WHAT TO DO:
Return all of the entries word for word, but omit the pictures they contain.
=-=-=-=-=
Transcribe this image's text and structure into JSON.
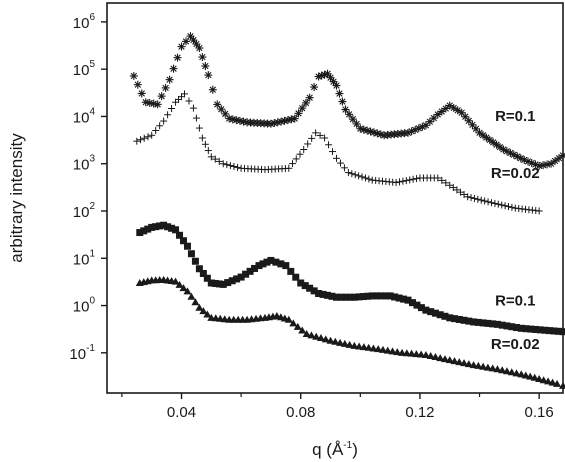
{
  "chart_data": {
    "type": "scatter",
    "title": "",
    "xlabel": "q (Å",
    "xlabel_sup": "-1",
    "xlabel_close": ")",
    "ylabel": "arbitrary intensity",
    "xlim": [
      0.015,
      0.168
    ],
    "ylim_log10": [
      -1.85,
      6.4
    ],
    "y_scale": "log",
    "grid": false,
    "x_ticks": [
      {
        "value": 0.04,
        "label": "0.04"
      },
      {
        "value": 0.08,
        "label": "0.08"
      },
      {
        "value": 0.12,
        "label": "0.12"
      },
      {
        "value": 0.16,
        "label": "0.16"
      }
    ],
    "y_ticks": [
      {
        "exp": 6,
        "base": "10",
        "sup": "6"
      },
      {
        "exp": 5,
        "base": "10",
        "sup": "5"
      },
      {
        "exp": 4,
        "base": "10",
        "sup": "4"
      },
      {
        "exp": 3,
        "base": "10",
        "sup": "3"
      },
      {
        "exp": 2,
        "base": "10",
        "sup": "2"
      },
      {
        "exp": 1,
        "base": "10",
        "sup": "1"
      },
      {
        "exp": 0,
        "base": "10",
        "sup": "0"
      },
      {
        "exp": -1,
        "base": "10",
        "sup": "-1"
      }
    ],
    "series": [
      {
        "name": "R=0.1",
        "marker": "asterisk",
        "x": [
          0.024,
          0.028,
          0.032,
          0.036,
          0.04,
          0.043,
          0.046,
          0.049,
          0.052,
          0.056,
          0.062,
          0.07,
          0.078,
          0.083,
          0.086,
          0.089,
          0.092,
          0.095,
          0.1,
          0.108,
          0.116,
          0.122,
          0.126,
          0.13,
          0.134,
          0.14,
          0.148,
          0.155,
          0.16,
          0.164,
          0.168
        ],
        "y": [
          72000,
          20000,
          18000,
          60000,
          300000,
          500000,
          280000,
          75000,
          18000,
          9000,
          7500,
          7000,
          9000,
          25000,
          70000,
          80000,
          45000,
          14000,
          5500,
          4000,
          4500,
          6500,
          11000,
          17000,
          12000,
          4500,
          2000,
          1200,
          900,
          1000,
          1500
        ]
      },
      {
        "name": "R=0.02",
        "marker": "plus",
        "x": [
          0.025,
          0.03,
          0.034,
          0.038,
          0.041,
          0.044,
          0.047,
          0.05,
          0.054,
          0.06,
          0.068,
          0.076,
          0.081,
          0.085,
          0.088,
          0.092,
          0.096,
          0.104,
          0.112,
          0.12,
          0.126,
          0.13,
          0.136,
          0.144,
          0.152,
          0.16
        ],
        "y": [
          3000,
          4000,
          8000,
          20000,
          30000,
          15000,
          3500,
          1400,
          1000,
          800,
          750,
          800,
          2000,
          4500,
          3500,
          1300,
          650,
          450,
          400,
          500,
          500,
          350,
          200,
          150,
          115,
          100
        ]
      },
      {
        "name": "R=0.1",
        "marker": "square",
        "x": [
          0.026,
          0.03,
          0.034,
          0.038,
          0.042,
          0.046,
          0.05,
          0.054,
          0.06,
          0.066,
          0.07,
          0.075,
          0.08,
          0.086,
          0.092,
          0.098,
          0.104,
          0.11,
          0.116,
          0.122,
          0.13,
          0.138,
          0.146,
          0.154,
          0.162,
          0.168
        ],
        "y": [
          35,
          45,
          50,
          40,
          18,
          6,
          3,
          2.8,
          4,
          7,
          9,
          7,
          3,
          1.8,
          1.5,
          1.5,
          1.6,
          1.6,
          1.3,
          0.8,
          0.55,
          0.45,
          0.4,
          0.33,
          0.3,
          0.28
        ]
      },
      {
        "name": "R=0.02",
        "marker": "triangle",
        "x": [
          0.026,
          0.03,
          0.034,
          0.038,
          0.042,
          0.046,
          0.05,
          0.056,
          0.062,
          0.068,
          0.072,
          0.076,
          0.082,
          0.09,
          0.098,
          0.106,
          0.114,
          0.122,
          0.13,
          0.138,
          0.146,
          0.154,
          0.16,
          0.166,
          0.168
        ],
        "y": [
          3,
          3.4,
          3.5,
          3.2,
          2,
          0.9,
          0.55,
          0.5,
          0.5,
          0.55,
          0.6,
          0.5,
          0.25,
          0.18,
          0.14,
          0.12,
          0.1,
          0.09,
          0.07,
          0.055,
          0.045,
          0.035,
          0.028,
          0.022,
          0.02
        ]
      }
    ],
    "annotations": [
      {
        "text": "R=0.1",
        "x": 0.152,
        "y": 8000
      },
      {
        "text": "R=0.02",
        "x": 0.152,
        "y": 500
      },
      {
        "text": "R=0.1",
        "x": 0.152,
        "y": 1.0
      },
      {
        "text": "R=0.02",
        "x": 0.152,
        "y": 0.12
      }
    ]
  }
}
=-=-=-=-=
RESULT FOR THIS TASK:
Transcribe this image's text and structure into JSON.
{
  "chart_data": {
    "type": "scatter",
    "title": "",
    "xlabel": "q (Å",
    "xlabel_sup": "-1",
    "xlabel_close": ")",
    "ylabel": "arbitrary intensity",
    "xlim": [
      0.015,
      0.168
    ],
    "ylim_log10": [
      -1.85,
      6.4
    ],
    "y_scale": "log",
    "grid": false,
    "x_ticks": [
      {
        "value": 0.04,
        "label": "0.04"
      },
      {
        "value": 0.08,
        "label": "0.08"
      },
      {
        "value": 0.12,
        "label": "0.12"
      },
      {
        "value": 0.16,
        "label": "0.16"
      }
    ],
    "y_ticks": [
      {
        "exp": 6,
        "base": "10",
        "sup": "6"
      },
      {
        "exp": 5,
        "base": "10",
        "sup": "5"
      },
      {
        "exp": 4,
        "base": "10",
        "sup": "4"
      },
      {
        "exp": 3,
        "base": "10",
        "sup": "3"
      },
      {
        "exp": 2,
        "base": "10",
        "sup": "2"
      },
      {
        "exp": 1,
        "base": "10",
        "sup": "1"
      },
      {
        "exp": 0,
        "base": "10",
        "sup": "0"
      },
      {
        "exp": -1,
        "base": "10",
        "sup": "-1"
      }
    ],
    "series": [
      {
        "name": "R=0.1",
        "marker": "asterisk",
        "x": [
          0.024,
          0.028,
          0.032,
          0.036,
          0.04,
          0.043,
          0.046,
          0.049,
          0.052,
          0.056,
          0.062,
          0.07,
          0.078,
          0.083,
          0.086,
          0.089,
          0.092,
          0.095,
          0.1,
          0.108,
          0.116,
          0.122,
          0.126,
          0.13,
          0.134,
          0.14,
          0.148,
          0.155,
          0.16,
          0.164,
          0.168
        ],
        "y": [
          72000,
          20000,
          18000,
          60000,
          300000,
          500000,
          280000,
          75000,
          18000,
          9000,
          7500,
          7000,
          9000,
          25000,
          70000,
          80000,
          45000,
          14000,
          5500,
          4000,
          4500,
          6500,
          11000,
          17000,
          12000,
          4500,
          2000,
          1200,
          900,
          1000,
          1500
        ]
      },
      {
        "name": "R=0.02",
        "marker": "plus",
        "x": [
          0.025,
          0.03,
          0.034,
          0.038,
          0.041,
          0.044,
          0.047,
          0.05,
          0.054,
          0.06,
          0.068,
          0.076,
          0.081,
          0.085,
          0.088,
          0.092,
          0.096,
          0.104,
          0.112,
          0.12,
          0.126,
          0.13,
          0.136,
          0.144,
          0.152,
          0.16
        ],
        "y": [
          3000,
          4000,
          8000,
          20000,
          30000,
          15000,
          3500,
          1400,
          1000,
          800,
          750,
          800,
          2000,
          4500,
          3500,
          1300,
          650,
          450,
          400,
          500,
          500,
          350,
          200,
          150,
          115,
          100
        ]
      },
      {
        "name": "R=0.1",
        "marker": "square",
        "x": [
          0.026,
          0.03,
          0.034,
          0.038,
          0.042,
          0.046,
          0.05,
          0.054,
          0.06,
          0.066,
          0.07,
          0.075,
          0.08,
          0.086,
          0.092,
          0.098,
          0.104,
          0.11,
          0.116,
          0.122,
          0.13,
          0.138,
          0.146,
          0.154,
          0.162,
          0.168
        ],
        "y": [
          35,
          45,
          50,
          40,
          18,
          6,
          3,
          2.8,
          4,
          7,
          9,
          7,
          3,
          1.8,
          1.5,
          1.5,
          1.6,
          1.6,
          1.3,
          0.8,
          0.55,
          0.45,
          0.4,
          0.33,
          0.3,
          0.28
        ]
      },
      {
        "name": "R=0.02",
        "marker": "triangle",
        "x": [
          0.026,
          0.03,
          0.034,
          0.038,
          0.042,
          0.046,
          0.05,
          0.056,
          0.062,
          0.068,
          0.072,
          0.076,
          0.082,
          0.09,
          0.098,
          0.106,
          0.114,
          0.122,
          0.13,
          0.138,
          0.146,
          0.154,
          0.16,
          0.166,
          0.168
        ],
        "y": [
          3,
          3.4,
          3.5,
          3.2,
          2,
          0.9,
          0.55,
          0.5,
          0.5,
          0.55,
          0.6,
          0.5,
          0.25,
          0.18,
          0.14,
          0.12,
          0.1,
          0.09,
          0.07,
          0.055,
          0.045,
          0.035,
          0.028,
          0.022,
          0.02
        ]
      }
    ],
    "annotations": [
      {
        "text": "R=0.1",
        "x": 0.152,
        "y": 8000
      },
      {
        "text": "R=0.02",
        "x": 0.152,
        "y": 500
      },
      {
        "text": "R=0.1",
        "x": 0.152,
        "y": 1.0
      },
      {
        "text": "R=0.02",
        "x": 0.152,
        "y": 0.12
      }
    ]
  }
}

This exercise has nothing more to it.